>> Begin EXCERPTED RECORDS
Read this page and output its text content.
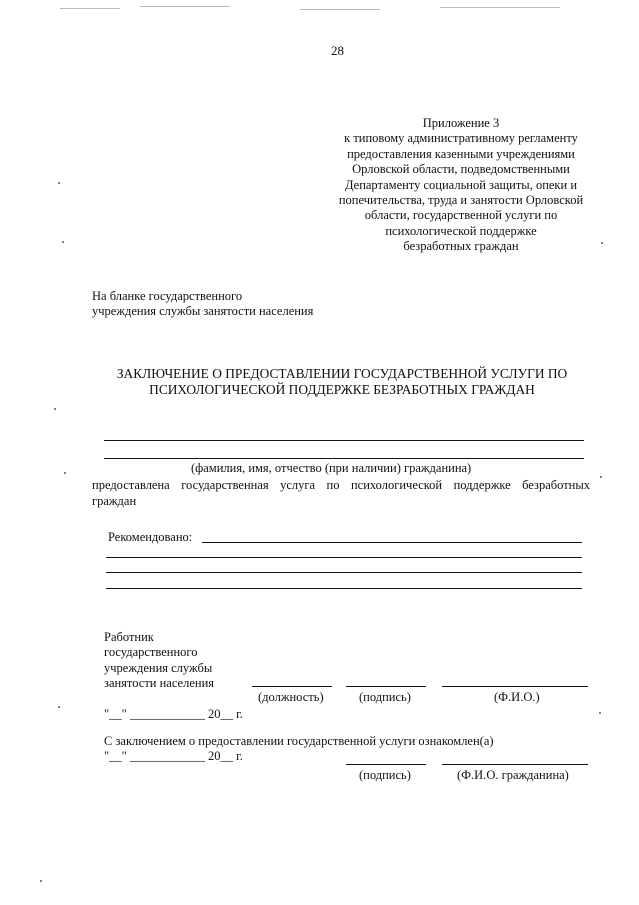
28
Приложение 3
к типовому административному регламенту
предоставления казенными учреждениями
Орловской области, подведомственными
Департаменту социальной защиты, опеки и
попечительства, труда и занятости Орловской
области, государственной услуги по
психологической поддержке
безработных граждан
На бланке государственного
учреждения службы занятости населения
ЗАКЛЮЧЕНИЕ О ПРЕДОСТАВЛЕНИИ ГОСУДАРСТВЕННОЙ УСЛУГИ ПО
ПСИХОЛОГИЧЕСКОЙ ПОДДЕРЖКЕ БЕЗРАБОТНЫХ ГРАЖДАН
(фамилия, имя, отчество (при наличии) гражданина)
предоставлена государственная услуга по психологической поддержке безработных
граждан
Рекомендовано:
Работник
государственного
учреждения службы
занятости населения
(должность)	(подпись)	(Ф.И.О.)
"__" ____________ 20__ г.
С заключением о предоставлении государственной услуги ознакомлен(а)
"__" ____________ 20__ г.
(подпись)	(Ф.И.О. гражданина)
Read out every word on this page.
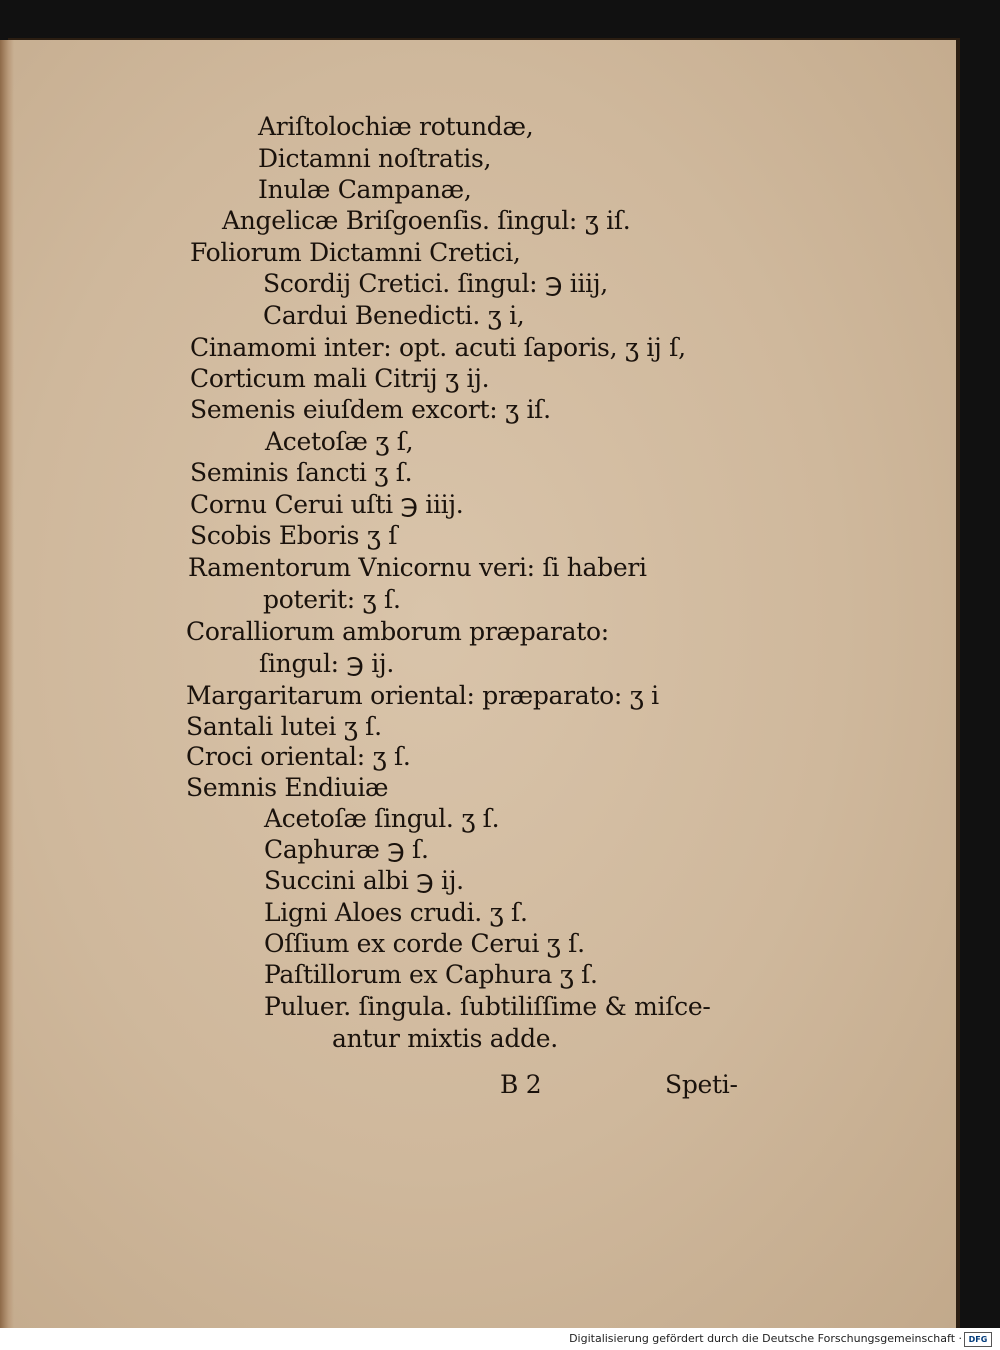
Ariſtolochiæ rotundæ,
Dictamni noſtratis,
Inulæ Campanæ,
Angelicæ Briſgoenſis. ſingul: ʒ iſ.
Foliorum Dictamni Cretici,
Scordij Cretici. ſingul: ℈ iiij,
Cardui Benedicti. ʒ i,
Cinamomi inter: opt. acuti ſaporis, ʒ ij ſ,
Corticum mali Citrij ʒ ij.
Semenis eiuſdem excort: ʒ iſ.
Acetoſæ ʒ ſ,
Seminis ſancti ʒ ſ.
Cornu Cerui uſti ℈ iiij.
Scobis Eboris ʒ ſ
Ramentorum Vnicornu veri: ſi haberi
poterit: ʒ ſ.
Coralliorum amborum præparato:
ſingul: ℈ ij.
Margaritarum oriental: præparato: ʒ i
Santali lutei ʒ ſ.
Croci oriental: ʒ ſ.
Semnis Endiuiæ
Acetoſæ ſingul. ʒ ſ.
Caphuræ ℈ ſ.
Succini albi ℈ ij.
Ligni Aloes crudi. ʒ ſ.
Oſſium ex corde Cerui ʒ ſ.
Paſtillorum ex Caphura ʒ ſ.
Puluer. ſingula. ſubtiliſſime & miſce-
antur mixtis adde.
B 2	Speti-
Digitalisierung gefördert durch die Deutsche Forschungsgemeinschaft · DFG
>> End EXCERPTED RECORDS
>> Begin EXCERPTED RECORDS
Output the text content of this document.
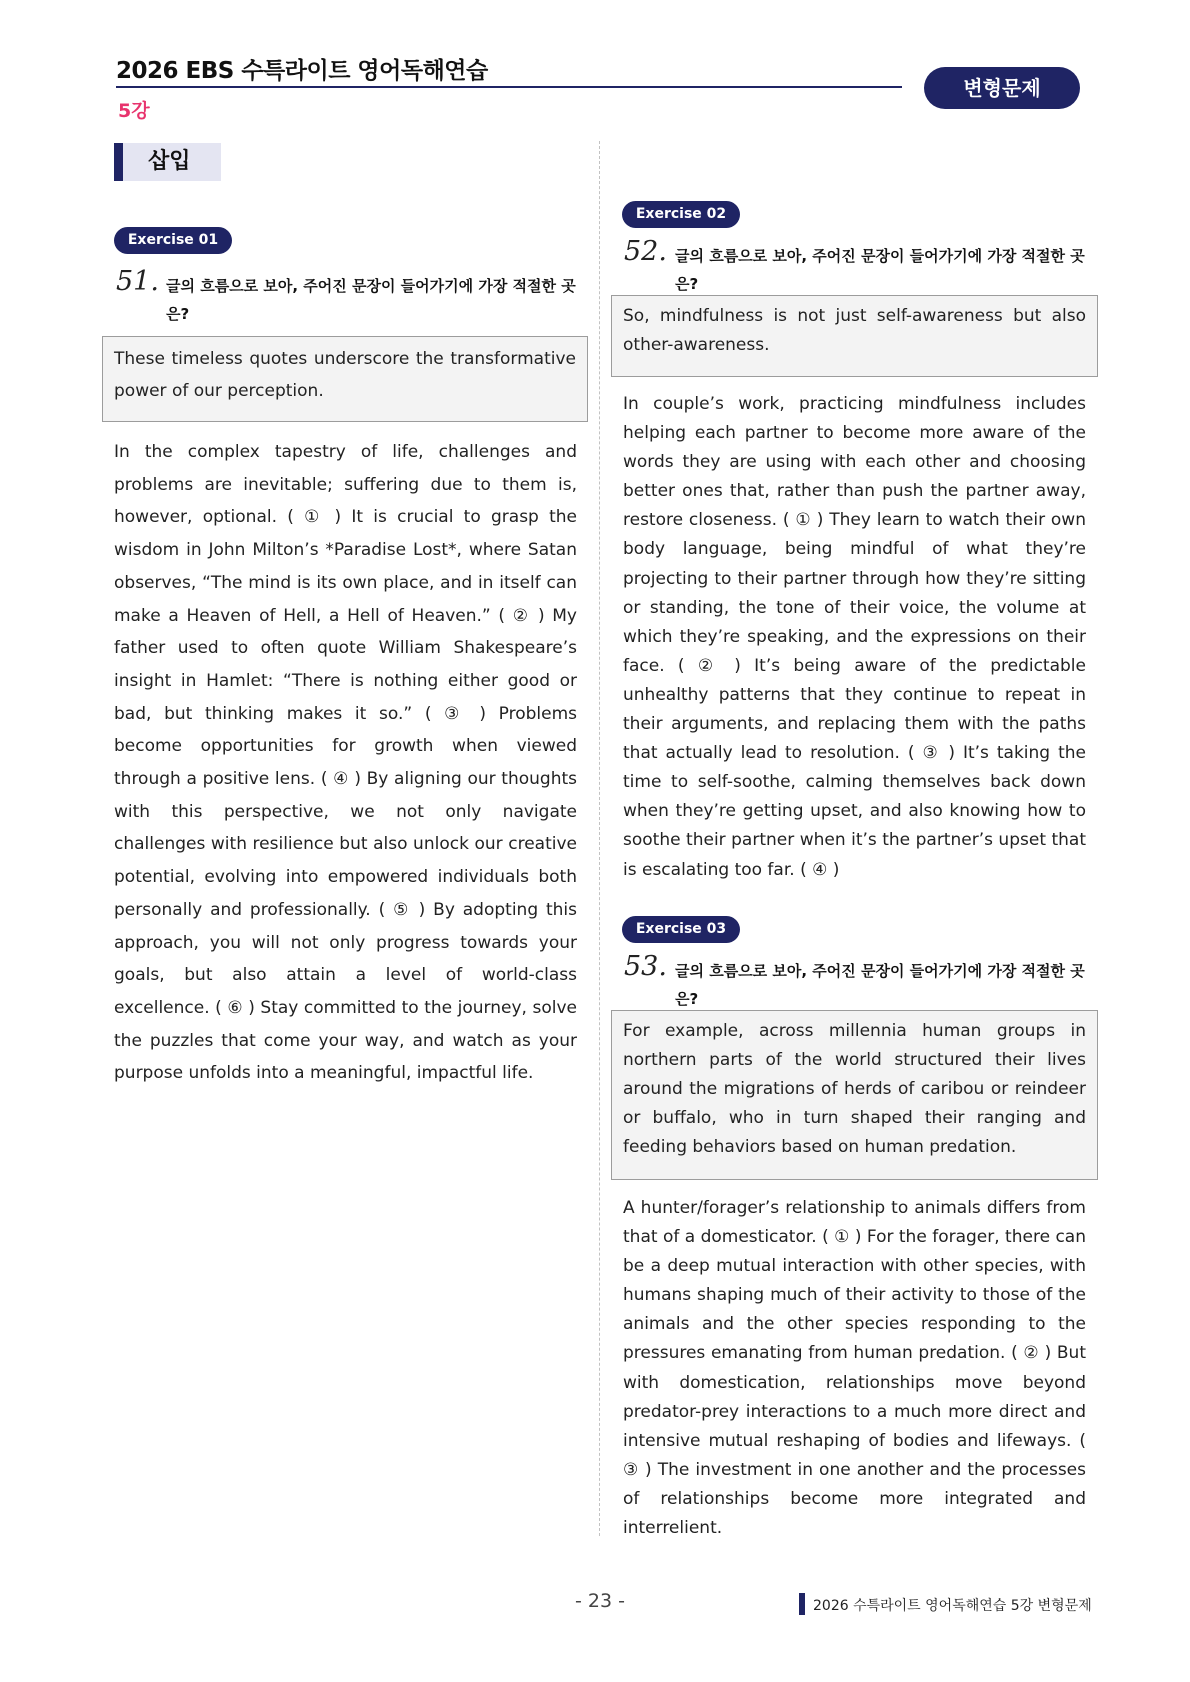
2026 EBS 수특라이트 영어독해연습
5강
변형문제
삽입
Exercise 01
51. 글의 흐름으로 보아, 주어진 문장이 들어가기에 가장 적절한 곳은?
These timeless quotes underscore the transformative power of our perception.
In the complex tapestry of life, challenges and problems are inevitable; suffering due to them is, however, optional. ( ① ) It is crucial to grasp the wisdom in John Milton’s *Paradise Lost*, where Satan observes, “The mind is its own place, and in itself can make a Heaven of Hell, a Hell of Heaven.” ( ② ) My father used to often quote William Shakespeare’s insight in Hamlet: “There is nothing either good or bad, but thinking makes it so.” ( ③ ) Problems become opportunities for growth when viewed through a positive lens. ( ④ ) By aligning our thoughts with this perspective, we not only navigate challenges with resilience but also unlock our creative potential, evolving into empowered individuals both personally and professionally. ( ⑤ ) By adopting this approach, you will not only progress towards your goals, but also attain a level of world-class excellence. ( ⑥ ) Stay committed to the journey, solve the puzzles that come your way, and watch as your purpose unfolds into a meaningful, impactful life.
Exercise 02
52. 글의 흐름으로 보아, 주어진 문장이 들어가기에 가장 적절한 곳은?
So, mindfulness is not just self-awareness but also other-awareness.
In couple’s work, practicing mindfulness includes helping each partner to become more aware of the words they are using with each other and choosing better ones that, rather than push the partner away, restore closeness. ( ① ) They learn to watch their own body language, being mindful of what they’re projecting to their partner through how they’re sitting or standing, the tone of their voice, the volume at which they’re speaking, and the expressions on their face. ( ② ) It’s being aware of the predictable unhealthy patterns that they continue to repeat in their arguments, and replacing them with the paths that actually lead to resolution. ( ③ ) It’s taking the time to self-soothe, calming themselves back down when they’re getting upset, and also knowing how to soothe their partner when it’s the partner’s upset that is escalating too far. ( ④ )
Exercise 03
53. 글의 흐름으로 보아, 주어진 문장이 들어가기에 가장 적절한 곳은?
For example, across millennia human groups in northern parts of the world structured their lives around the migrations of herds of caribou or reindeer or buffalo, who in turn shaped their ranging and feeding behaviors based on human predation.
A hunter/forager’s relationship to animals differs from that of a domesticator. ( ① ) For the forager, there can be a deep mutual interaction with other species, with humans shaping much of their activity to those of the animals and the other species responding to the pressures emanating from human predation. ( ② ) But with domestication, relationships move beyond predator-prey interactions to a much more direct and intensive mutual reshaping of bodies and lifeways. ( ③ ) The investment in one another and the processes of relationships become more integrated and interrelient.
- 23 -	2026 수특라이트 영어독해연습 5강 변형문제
>> End EXCERPTED RECORDS
Pull out each line of the listing that holds the string "iiij".

## RESPONSE TO THIS EXERCISE
Scordij Cretici. ſingul: ℈ iiij,
Cornu Cerui uſti ℈ iiij.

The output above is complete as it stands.